**What to work on**.
Could you write out every entry exactly as it stands?
+++
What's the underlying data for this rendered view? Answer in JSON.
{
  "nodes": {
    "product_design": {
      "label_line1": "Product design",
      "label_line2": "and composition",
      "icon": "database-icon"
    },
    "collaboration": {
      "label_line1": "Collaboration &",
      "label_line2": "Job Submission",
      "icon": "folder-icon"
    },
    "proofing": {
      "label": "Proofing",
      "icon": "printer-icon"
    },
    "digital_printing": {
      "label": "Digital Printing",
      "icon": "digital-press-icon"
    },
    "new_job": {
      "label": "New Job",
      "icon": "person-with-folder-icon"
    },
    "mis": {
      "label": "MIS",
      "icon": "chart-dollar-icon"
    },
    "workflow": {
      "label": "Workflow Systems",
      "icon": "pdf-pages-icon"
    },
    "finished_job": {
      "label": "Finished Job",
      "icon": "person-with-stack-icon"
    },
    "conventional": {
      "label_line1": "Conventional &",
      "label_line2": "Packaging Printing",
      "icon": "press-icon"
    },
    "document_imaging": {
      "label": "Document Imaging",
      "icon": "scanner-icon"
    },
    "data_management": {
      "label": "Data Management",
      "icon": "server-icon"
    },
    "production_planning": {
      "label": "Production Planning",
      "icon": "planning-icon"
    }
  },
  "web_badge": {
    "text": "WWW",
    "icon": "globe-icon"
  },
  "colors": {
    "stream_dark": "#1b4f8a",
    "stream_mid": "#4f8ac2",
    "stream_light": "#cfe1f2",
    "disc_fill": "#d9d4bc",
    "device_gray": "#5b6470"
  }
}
+++
**Answer for the task**.
What's the underlying data for this rendered view? Answer in JSON.
{
  "nodes": {
    "product_design": {
      "label_line1": "Product design",
      "label_line2": "and composition",
      "icon": "database-icon"
    },
    "collaboration": {
      "label_line1": "Collaboration &",
      "label_line2": "Job Submission",
      "icon": "folder-icon"
    },
    "proofing": {
      "label": "Proofing",
      "icon": "printer-icon"
    },
    "digital_printing": {
      "label": "Digital Printing",
      "icon": "digital-press-icon"
    },
    "new_job": {
      "label": "New Job",
      "icon": "person-with-folder-icon"
    },
    "mis": {
      "label": "MIS",
      "icon": "chart-dollar-icon"
    },
    "workflow": {
      "label": "Workflow Systems",
      "icon": "pdf-pages-icon"
    },
    "finished_job": {
      "label": "Finished Job",
      "icon": "person-with-stack-icon"
    },
    "conventional": {
      "label_line1": "Conventional &",
      "label_line2": "Packaging Printing",
      "icon": "press-icon"
    },
    "document_imaging": {
      "label": "Document Imaging",
      "icon": "scanner-icon"
    },
    "data_management": {
      "label": "Data Management",
      "icon": "server-icon"
    },
    "production_planning": {
      "label": "Production Planning",
      "icon": "planning-icon"
    }
  },
  "web_badge": {
    "text": "WWW",
    "icon": "globe-icon"
  },
  "colors": {
    "stream_dark": "#1b4f8a",
    "stream_mid": "#4f8ac2",
    "stream_light": "#cfe1f2",
    "disc_fill": "#d9d4bc",
    "device_gray": "#5b6470"
  }
}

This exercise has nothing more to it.